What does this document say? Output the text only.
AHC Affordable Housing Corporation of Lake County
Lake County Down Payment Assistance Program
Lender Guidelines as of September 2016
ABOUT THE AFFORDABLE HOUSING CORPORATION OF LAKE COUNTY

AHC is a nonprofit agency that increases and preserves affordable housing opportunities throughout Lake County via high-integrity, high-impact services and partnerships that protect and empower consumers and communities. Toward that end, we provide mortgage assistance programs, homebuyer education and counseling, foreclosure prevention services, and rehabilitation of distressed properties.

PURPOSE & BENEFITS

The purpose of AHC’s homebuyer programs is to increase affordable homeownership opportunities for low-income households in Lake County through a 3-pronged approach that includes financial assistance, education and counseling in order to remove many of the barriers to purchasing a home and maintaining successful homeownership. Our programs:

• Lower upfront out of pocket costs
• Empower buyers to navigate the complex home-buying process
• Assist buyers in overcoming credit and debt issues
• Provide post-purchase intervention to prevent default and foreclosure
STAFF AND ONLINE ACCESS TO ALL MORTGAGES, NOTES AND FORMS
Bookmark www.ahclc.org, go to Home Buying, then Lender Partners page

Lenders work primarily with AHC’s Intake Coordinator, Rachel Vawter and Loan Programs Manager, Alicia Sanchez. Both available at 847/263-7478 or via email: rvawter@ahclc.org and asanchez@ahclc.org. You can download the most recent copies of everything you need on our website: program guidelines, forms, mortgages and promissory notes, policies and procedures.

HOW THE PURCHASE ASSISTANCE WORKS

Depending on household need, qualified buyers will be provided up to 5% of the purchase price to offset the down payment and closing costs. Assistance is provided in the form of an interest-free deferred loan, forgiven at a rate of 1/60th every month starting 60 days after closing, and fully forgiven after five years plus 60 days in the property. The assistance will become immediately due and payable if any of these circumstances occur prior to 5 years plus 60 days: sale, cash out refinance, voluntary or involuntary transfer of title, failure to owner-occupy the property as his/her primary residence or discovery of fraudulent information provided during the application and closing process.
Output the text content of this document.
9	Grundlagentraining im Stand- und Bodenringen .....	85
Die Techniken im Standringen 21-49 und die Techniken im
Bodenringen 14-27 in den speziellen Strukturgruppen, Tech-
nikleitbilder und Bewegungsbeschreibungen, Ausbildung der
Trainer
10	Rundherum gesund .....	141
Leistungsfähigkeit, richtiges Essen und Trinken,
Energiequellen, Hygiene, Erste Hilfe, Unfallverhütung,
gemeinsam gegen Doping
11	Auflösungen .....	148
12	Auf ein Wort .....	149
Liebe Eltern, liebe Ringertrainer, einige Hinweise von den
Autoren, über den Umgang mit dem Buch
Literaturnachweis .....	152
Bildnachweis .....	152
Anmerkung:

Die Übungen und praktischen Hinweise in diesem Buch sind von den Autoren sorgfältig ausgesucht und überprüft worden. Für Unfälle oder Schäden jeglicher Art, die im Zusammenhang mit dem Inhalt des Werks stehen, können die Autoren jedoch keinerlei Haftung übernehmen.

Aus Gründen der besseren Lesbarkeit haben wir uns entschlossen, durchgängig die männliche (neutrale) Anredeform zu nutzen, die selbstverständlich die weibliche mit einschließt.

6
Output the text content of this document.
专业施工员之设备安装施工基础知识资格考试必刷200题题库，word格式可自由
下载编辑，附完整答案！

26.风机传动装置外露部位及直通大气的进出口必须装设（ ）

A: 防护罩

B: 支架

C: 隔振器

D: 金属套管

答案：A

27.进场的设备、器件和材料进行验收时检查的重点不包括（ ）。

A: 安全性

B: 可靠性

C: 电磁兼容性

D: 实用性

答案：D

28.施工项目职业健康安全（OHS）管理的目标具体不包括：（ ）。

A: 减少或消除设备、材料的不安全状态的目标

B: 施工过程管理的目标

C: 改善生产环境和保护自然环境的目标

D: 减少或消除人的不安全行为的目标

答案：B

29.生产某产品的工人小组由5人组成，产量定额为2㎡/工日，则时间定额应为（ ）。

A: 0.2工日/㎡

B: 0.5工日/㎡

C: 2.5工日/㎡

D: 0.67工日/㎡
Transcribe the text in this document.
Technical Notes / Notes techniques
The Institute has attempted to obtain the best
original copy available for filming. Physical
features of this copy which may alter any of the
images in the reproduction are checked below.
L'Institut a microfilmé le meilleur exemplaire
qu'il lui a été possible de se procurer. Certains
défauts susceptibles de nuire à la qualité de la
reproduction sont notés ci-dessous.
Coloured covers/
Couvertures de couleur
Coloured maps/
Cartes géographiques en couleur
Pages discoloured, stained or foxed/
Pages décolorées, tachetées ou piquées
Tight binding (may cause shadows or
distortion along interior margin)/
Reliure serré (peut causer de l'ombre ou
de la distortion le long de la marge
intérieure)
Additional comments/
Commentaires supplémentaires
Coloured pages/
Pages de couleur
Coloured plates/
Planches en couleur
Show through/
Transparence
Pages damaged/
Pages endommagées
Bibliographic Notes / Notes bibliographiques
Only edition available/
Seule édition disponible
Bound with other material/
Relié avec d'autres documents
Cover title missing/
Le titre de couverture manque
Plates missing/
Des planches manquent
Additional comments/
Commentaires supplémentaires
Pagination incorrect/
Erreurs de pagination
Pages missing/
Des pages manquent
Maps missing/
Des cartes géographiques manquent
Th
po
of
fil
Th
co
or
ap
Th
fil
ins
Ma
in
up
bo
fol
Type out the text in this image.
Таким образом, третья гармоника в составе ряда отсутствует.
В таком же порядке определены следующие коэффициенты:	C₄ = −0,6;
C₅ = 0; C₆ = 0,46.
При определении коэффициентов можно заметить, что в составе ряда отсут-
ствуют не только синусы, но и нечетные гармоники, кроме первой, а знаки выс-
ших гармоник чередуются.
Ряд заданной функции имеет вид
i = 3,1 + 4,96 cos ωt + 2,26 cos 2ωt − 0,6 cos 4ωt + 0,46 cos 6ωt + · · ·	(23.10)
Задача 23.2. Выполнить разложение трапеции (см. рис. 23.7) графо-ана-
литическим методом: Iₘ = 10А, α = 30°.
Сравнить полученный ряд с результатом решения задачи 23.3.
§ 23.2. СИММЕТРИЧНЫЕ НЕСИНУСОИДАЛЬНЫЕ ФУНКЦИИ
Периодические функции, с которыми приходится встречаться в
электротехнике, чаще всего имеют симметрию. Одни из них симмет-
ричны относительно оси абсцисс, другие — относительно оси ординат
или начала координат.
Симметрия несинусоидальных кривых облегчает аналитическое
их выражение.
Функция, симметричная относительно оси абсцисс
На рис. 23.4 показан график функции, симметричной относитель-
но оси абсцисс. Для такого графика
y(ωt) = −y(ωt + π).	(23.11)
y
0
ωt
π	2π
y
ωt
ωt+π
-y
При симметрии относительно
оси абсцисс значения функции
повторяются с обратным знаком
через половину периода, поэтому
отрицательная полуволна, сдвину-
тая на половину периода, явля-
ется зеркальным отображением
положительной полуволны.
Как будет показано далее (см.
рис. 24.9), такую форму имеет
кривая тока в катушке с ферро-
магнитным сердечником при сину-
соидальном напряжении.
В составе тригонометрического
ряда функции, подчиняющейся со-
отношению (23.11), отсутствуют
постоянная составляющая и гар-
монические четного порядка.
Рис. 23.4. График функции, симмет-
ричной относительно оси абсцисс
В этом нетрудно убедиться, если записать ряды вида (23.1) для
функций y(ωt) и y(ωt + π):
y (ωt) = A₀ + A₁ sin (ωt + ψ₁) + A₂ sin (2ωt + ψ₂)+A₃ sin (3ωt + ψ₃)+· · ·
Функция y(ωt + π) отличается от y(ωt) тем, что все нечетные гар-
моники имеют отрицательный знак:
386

######

__Exercise task__. Pick each line holding the word "need" out of the listing.

__The reply__.
Lenders work primarily with AHC’s Intake Coordinator, Rachel Vawter and Loan Programs Manager, Alicia Sanchez. Both available at 847/263-7478 or via email: rvawter@ahclc.org and asanchez@ahclc.org. You can download the most recent copies of everything you need on our website: program guidelines, forms, mortgages and promissory notes, policies and procedures.
Depending on household need, qualified buyers will be provided up to 5% of the purchase price to offset the down payment and closing costs. Assistance is provided in the form of an interest-free deferred loan, forgiven at a rate of 1/60th every month starting 60 days after closing, and fully forgiven after five years plus 60 days in the property. The assistance will become immediately due and payable if any of these circumstances occur prior to 5 years plus 60 days: sale, cash out refinance, voluntary or involuntary transfer of title, failure to owner-occupy the property as his/her primary residence or discovery of fraudulent information provided during the application and closing process.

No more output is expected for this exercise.